[Work to be completed] Return all the data, word for word.
┌────────
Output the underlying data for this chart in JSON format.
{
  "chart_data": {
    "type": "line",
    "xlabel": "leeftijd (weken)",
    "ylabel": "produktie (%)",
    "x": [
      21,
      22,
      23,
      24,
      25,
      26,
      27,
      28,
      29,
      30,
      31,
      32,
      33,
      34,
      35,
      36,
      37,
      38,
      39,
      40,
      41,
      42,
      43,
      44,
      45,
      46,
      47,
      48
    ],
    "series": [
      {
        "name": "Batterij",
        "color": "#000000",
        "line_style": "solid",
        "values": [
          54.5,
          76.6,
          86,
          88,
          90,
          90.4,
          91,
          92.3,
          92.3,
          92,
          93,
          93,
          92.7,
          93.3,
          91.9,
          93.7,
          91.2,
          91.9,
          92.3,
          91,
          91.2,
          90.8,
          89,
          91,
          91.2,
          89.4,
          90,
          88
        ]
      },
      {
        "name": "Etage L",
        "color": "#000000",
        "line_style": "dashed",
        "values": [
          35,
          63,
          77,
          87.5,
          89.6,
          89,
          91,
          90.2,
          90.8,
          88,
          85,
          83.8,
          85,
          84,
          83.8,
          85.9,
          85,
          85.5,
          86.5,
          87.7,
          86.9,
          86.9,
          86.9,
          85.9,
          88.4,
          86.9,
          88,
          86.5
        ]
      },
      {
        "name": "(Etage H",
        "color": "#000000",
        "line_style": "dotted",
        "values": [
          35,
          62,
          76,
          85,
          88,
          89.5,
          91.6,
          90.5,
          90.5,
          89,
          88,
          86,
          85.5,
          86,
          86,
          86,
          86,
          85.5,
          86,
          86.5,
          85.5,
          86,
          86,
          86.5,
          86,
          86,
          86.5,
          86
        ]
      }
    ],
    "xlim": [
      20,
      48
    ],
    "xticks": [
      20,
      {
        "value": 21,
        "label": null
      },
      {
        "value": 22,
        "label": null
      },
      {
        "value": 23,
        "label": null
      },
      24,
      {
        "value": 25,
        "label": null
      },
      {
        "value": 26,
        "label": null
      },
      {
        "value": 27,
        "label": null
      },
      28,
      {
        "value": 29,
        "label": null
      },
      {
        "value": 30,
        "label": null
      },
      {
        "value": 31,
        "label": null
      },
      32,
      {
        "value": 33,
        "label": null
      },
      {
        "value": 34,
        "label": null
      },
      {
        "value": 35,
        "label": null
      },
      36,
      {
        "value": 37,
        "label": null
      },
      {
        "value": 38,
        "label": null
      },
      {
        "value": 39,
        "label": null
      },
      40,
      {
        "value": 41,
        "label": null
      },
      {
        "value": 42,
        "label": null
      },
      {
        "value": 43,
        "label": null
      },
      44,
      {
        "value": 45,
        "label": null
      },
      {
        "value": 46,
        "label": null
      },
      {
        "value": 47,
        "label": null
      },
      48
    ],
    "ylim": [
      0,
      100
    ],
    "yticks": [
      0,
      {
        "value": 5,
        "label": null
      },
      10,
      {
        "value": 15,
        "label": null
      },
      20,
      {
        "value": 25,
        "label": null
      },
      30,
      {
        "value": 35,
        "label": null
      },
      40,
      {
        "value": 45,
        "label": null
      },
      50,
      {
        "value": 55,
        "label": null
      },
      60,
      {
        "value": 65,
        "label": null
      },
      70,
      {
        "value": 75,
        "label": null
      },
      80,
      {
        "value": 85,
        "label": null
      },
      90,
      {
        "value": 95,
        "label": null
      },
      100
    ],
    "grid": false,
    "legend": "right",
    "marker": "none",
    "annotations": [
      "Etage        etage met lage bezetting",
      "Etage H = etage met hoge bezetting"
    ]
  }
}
└────────
[Answer to this task]
Output the underlying data for this chart in JSON format.
{
  "chart_data": {
    "type": "line",
    "xlabel": "leeftijd (weken)",
    "ylabel": "produktie (%)",
    "x": [
      21,
      22,
      23,
      24,
      25,
      26,
      27,
      28,
      29,
      30,
      31,
      32,
      33,
      34,
      35,
      36,
      37,
      38,
      39,
      40,
      41,
      42,
      43,
      44,
      45,
      46,
      47,
      48
    ],
    "series": [
      {
        "name": "Batterij",
        "color": "#000000",
        "line_style": "solid",
        "values": [
          54.5,
          76.6,
          86,
          88,
          90,
          90.4,
          91,
          92.3,
          92.3,
          92,
          93,
          93,
          92.7,
          93.3,
          91.9,
          93.7,
          91.2,
          91.9,
          92.3,
          91,
          91.2,
          90.8,
          89,
          91,
          91.2,
          89.4,
          90,
          88
        ]
      },
      {
        "name": "Etage L",
        "color": "#000000",
        "line_style": "dashed",
        "values": [
          35,
          63,
          77,
          87.5,
          89.6,
          89,
          91,
          90.2,
          90.8,
          88,
          85,
          83.8,
          85,
          84,
          83.8,
          85.9,
          85,
          85.5,
          86.5,
          87.7,
          86.9,
          86.9,
          86.9,
          85.9,
          88.4,
          86.9,
          88,
          86.5
        ]
      },
      {
        "name": "(Etage H",
        "color": "#000000",
        "line_style": "dotted",
        "values": [
          35,
          62,
          76,
          85,
          88,
          89.5,
          91.6,
          90.5,
          90.5,
          89,
          88,
          86,
          85.5,
          86,
          86,
          86,
          86,
          85.5,
          86,
          86.5,
          85.5,
          86,
          86,
          86.5,
          86,
          86,
          86.5,
          86
        ]
      }
    ],
    "xlim": [
      20,
      48
    ],
    "xticks": [
      20,
      {
        "value": 21,
        "label": null
      },
      {
        "value": 22,
        "label": null
      },
      {
        "value": 23,
        "label": null
      },
      24,
      {
        "value": 25,
        "label": null
      },
      {
        "value": 26,
        "label": null
      },
      {
        "value": 27,
        "label": null
      },
      28,
      {
        "value": 29,
        "label": null
      },
      {
        "value": 30,
        "label": null
      },
      {
        "value": 31,
        "label": null
      },
      32,
      {
        "value": 33,
        "label": null
      },
      {
        "value": 34,
        "label": null
      },
      {
        "value": 35,
        "label": null
      },
      36,
      {
        "value": 37,
        "label": null
      },
      {
        "value": 38,
        "label": null
      },
      {
        "value": 39,
        "label": null
      },
      40,
      {
        "value": 41,
        "label": null
      },
      {
        "value": 42,
        "label": null
      },
      {
        "value": 43,
        "label": null
      },
      44,
      {
        "value": 45,
        "label": null
      },
      {
        "value": 46,
        "label": null
      },
      {
        "value": 47,
        "label": null
      },
      48
    ],
    "ylim": [
      0,
      100
    ],
    "yticks": [
      0,
      {
        "value": 5,
        "label": null
      },
      10,
      {
        "value": 15,
        "label": null
      },
      20,
      {
        "value": 25,
        "label": null
      },
      30,
      {
        "value": 35,
        "label": null
      },
      40,
      {
        "value": 45,
        "label": null
      },
      50,
      {
        "value": 55,
        "label": null
      },
      60,
      {
        "value": 65,
        "label": null
      },
      70,
      {
        "value": 75,
        "label": null
      },
      80,
      {
        "value": 85,
        "label": null
      },
      90,
      {
        "value": 95,
        "label": null
      },
      100
    ],
    "grid": false,
    "legend": "right",
    "marker": "none",
    "annotations": [
      "Etage        etage met lage bezetting",
      "Etage H = etage met hoge bezetting"
    ]
  }
}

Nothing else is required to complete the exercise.